(Challenge): Write the data out again, exactly as given.

══ Given entries ══

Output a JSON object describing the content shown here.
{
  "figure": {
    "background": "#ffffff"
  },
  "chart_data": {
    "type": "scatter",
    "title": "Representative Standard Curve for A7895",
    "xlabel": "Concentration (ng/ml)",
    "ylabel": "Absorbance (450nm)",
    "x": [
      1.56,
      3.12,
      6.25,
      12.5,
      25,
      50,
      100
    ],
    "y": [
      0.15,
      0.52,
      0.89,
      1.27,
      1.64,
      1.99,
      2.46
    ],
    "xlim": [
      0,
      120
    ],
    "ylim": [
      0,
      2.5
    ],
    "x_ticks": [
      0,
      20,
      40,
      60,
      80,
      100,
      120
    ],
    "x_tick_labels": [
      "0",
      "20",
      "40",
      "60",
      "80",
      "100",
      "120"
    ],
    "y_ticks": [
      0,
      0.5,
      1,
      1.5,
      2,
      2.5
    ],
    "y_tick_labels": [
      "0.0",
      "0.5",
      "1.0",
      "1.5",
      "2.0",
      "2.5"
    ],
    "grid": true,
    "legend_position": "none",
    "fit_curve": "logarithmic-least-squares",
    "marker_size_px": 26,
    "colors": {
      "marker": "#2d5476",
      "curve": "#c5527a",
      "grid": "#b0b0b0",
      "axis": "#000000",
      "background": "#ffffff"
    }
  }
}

═══

(Complete output):
Output a JSON object describing the content shown here.
{
  "figure": {
    "background": "#ffffff"
  },
  "chart_data": {
    "type": "scatter",
    "title": "Representative Standard Curve for A7895",
    "xlabel": "Concentration (ng/ml)",
    "ylabel": "Absorbance (450nm)",
    "x": [
      1.56,
      3.12,
      6.25,
      12.5,
      25,
      50,
      100
    ],
    "y": [
      0.15,
      0.52,
      0.89,
      1.27,
      1.64,
      1.99,
      2.46
    ],
    "xlim": [
      0,
      120
    ],
    "ylim": [
      0,
      2.5
    ],
    "x_ticks": [
      0,
      20,
      40,
      60,
      80,
      100,
      120
    ],
    "x_tick_labels": [
      "0",
      "20",
      "40",
      "60",
      "80",
      "100",
      "120"
    ],
    "y_ticks": [
      0,
      0.5,
      1,
      1.5,
      2,
      2.5
    ],
    "y_tick_labels": [
      "0.0",
      "0.5",
      "1.0",
      "1.5",
      "2.0",
      "2.5"
    ],
    "grid": true,
    "legend_position": "none",
    "fit_curve": "logarithmic-least-squares",
    "marker_size_px": 26,
    "colors": {
      "marker": "#2d5476",
      "curve": "#c5527a",
      "grid": "#b0b0b0",
      "axis": "#000000",
      "background": "#ffffff"
    }
  }
}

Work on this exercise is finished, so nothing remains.